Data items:
* Begin *
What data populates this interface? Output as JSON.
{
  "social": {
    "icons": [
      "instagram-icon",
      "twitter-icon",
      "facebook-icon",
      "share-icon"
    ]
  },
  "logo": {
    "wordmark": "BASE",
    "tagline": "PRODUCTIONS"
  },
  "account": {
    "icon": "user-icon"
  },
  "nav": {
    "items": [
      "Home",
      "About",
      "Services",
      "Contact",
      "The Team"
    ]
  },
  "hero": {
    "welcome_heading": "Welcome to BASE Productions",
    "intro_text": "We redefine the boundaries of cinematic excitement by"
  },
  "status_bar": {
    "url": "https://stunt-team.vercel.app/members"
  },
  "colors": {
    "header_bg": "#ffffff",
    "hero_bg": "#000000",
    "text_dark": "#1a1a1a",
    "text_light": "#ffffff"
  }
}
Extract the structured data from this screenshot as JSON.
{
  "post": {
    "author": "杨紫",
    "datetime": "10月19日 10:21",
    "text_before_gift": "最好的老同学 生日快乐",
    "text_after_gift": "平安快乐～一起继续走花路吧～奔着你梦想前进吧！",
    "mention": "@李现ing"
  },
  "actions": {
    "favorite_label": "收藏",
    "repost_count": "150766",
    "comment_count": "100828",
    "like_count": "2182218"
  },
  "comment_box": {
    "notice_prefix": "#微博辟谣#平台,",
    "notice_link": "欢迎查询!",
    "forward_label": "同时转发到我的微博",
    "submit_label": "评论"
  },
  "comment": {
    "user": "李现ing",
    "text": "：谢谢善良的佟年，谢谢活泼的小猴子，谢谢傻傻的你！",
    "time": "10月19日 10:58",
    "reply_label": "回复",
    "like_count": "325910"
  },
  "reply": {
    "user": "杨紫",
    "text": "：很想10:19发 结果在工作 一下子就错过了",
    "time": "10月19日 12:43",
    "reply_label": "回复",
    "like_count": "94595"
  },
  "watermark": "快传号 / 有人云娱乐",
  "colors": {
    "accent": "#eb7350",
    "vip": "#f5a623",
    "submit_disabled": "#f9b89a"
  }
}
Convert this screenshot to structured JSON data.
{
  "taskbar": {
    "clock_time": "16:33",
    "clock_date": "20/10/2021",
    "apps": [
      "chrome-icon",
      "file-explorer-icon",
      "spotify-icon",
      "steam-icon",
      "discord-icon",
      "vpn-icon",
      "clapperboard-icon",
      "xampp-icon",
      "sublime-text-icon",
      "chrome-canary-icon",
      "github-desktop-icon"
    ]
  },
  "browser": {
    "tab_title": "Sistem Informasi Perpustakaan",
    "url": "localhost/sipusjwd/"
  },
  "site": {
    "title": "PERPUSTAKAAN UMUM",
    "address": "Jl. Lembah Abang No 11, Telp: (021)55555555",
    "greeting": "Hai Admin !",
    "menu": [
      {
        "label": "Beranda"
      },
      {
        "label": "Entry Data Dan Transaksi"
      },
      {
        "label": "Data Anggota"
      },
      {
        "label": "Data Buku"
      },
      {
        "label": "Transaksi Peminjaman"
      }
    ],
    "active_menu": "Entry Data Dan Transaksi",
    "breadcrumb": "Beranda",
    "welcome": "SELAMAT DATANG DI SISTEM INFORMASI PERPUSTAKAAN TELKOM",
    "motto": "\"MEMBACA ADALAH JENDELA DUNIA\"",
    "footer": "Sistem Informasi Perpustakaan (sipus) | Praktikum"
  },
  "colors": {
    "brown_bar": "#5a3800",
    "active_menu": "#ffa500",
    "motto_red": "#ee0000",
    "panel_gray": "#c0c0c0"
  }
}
* End *
_To do_
Reproduce precisely the span of lines that begins at the line containing "Convert this screenshot" and ends with the last line of the listing.

_Task response_
Convert this screenshot to structured JSON data.
{
  "taskbar": {
    "clock_time": "16:33",
    "clock_date": "20/10/2021",
    "apps": [
      "chrome-icon",
      "file-explorer-icon",
      "spotify-icon",
      "steam-icon",
      "discord-icon",
      "vpn-icon",
      "clapperboard-icon",
      "xampp-icon",
      "sublime-text-icon",
      "chrome-canary-icon",
      "github-desktop-icon"
    ]
  },
  "browser": {
    "tab_title": "Sistem Informasi Perpustakaan",
    "url": "localhost/sipusjwd/"
  },
  "site": {
    "title": "PERPUSTAKAAN UMUM",
    "address": "Jl. Lembah Abang No 11, Telp: (021)55555555",
    "greeting": "Hai Admin !",
    "menu": [
      {
        "label": "Beranda"
      },
      {
        "label": "Entry Data Dan Transaksi"
      },
      {
        "label": "Data Anggota"
      },
      {
        "label": "Data Buku"
      },
      {
        "label": "Transaksi Peminjaman"
      }
    ],
    "active_menu": "Entry Data Dan Transaksi",
    "breadcrumb": "Beranda",
    "welcome": "SELAMAT DATANG DI SISTEM INFORMASI PERPUSTAKAAN TELKOM",
    "motto": "\"MEMBACA ADALAH JENDELA DUNIA\"",
    "footer": "Sistem Informasi Perpustakaan (sipus) | Praktikum"
  },
  "colors": {
    "brown_bar": "#5a3800",
    "active_menu": "#ffa500",
    "motto_red": "#ee0000",
    "panel_gray": "#c0c0c0"
  }
}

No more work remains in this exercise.